Set task:
Go through the records and copy each line where the word "jetty" occurs.

Task input:
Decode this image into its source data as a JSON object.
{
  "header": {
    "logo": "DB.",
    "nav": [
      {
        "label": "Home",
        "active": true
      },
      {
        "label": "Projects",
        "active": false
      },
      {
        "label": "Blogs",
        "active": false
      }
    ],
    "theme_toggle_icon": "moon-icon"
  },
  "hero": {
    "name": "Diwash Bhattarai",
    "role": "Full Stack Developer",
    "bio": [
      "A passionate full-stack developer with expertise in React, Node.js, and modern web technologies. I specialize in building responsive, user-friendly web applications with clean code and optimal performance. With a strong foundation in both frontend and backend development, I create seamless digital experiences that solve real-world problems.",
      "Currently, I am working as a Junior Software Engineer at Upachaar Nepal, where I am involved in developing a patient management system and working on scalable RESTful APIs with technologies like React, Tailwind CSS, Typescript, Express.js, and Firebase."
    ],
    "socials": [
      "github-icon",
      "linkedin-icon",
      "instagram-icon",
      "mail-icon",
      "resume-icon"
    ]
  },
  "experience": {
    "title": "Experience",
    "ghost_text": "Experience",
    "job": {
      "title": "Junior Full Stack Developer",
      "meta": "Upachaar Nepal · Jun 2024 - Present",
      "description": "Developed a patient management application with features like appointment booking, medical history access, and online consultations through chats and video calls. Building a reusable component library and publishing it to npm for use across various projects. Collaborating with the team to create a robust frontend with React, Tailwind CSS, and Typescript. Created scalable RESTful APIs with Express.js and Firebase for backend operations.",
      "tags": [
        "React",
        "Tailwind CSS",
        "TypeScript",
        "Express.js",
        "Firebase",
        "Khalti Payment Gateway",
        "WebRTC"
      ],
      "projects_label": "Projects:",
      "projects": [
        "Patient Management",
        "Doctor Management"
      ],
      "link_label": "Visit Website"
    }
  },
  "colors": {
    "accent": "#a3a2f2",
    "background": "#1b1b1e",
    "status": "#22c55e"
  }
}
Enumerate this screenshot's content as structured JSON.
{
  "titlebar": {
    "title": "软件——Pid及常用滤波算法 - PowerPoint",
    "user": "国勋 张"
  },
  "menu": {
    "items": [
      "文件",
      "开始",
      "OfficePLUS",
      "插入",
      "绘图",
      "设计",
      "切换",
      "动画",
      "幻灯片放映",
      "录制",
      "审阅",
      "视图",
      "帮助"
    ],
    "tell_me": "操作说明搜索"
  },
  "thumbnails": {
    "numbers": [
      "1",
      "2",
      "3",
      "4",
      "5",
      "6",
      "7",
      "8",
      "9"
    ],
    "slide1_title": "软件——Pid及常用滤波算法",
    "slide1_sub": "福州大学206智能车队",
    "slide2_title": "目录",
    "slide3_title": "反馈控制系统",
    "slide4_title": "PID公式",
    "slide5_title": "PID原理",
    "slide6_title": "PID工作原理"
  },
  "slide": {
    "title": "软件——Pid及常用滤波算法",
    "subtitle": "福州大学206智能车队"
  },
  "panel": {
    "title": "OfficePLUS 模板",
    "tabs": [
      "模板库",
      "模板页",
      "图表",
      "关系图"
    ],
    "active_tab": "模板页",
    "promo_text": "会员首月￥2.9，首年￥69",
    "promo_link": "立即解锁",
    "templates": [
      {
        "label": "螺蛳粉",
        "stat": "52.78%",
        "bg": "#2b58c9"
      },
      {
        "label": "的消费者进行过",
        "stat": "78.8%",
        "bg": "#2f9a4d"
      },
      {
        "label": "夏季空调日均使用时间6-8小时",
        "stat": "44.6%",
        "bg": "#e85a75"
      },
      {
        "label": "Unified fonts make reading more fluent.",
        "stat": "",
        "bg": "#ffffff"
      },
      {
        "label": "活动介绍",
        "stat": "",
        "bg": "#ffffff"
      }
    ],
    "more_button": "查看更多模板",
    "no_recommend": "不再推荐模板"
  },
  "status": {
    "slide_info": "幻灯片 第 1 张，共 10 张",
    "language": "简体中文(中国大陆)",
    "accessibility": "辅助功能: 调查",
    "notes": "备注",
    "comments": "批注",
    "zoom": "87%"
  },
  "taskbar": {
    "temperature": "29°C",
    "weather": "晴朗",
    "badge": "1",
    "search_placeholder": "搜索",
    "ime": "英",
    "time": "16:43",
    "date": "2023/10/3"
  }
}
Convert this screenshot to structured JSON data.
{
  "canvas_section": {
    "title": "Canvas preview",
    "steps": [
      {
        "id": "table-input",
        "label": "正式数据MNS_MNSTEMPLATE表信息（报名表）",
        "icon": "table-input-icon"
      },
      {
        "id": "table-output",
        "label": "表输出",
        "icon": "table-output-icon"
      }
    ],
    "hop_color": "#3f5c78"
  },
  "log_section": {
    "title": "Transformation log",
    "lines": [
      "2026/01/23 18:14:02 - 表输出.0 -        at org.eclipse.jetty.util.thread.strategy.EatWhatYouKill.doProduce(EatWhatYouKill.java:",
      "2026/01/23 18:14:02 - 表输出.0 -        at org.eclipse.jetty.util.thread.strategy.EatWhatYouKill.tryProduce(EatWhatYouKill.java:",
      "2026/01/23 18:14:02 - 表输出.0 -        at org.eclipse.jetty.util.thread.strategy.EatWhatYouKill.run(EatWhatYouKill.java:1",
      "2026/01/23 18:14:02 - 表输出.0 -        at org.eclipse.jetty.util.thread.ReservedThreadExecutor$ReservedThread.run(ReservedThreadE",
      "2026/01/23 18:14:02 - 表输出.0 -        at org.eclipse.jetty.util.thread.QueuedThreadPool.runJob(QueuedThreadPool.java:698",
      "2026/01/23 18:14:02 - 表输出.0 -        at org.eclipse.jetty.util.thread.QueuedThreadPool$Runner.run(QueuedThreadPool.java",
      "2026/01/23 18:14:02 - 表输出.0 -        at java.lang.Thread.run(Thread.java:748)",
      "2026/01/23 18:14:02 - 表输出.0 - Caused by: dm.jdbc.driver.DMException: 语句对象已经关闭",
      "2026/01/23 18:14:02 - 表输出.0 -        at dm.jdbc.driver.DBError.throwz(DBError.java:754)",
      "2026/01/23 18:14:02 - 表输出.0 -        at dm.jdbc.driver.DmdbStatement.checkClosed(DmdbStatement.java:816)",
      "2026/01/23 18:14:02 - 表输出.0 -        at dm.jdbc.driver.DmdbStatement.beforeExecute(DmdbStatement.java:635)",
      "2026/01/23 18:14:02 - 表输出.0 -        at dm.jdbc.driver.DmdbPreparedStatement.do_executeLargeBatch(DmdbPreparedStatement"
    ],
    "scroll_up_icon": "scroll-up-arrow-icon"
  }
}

Written answer:
      "2026/01/23 18:14:02 - 表输出.0 -        at org.eclipse.jetty.util.thread.strategy.EatWhatYouKill.doProduce(EatWhatYouKill.java:",
      "2026/01/23 18:14:02 - 表输出.0 -        at org.eclipse.jetty.util.thread.strategy.EatWhatYouKill.tryProduce(EatWhatYouKill.java:",
      "2026/01/23 18:14:02 - 表输出.0 -        at org.eclipse.jetty.util.thread.strategy.EatWhatYouKill.run(EatWhatYouKill.java:1",
      "2026/01/23 18:14:02 - 表输出.0 -        at org.eclipse.jetty.util.thread.ReservedThreadExecutor$ReservedThread.run(ReservedThreadE",
      "2026/01/23 18:14:02 - 表输出.0 -        at org.eclipse.jetty.util.thread.QueuedThreadPool.runJob(QueuedThreadPool.java:698",
      "2026/01/23 18:14:02 - 表输出.0 -        at org.eclipse.jetty.util.thread.QueuedThreadPool$Runner.run(QueuedThreadPool.java",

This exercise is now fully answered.